*AIM*. Your copy of the material below should match it exactly, except that it holds no pictures.

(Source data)

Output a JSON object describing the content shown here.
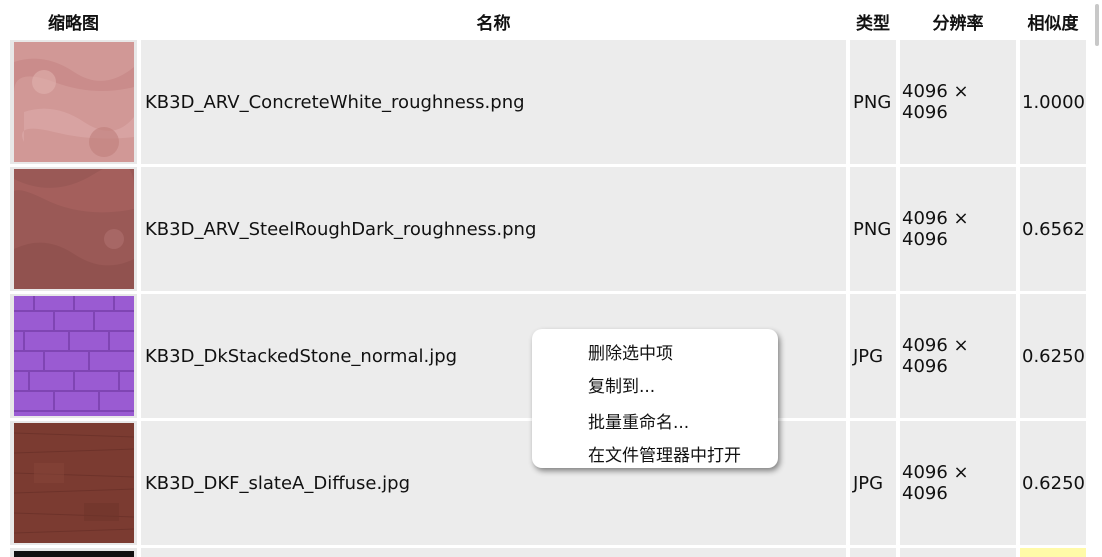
{
  "columns": {
    "thumbnail": "缩略图",
    "name": "名称",
    "type": "类型",
    "resolution": "分辨率",
    "similarity": "相似度"
  },
  "rows": [
    {
      "name": "KB3D_ARV_ConcreteWhite_roughness.png",
      "type": "PNG",
      "resolution": "4096 × 4096",
      "similarity": "1.0000",
      "thumb_color": "#d49a98"
    },
    {
      "name": "KB3D_ARV_SteelRoughDark_roughness.png",
      "type": "PNG",
      "resolution": "4096 × 4096",
      "similarity": "0.6562",
      "thumb_color": "#9a5a57"
    },
    {
      "name": "KB3D_DkStackedStone_normal.jpg",
      "type": "JPG",
      "resolution": "4096 × 4096",
      "similarity": "0.6250",
      "thumb_color": "#9a5bd0"
    },
    {
      "name": "KB3D_DKF_slateA_Diffuse.jpg",
      "type": "JPG",
      "resolution": "4096 × 4096",
      "similarity": "0.6250",
      "thumb_color": "#7a3a30"
    }
  ],
  "context_menu": {
    "items": [
      "删除选中项",
      "复制到...",
      "批量重命名...",
      "在文件管理器中打开"
    ]
  }
}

*SOLUTION TO THE EXERCISE*.
Output a JSON object describing the content shown here.
{
  "columns": {
    "thumbnail": "缩略图",
    "name": "名称",
    "type": "类型",
    "resolution": "分辨率",
    "similarity": "相似度"
  },
  "rows": [
    {
      "name": "KB3D_ARV_ConcreteWhite_roughness.png",
      "type": "PNG",
      "resolution": "4096 × 4096",
      "similarity": "1.0000",
      "thumb_color": "#d49a98"
    },
    {
      "name": "KB3D_ARV_SteelRoughDark_roughness.png",
      "type": "PNG",
      "resolution": "4096 × 4096",
      "similarity": "0.6562",
      "thumb_color": "#9a5a57"
    },
    {
      "name": "KB3D_DkStackedStone_normal.jpg",
      "type": "JPG",
      "resolution": "4096 × 4096",
      "similarity": "0.6250",
      "thumb_color": "#9a5bd0"
    },
    {
      "name": "KB3D_DKF_slateA_Diffuse.jpg",
      "type": "JPG",
      "resolution": "4096 × 4096",
      "similarity": "0.6250",
      "thumb_color": "#7a3a30"
    }
  ],
  "context_menu": {
    "items": [
      "删除选中项",
      "复制到...",
      "批量重命名...",
      "在文件管理器中打开"
    ]
  }
}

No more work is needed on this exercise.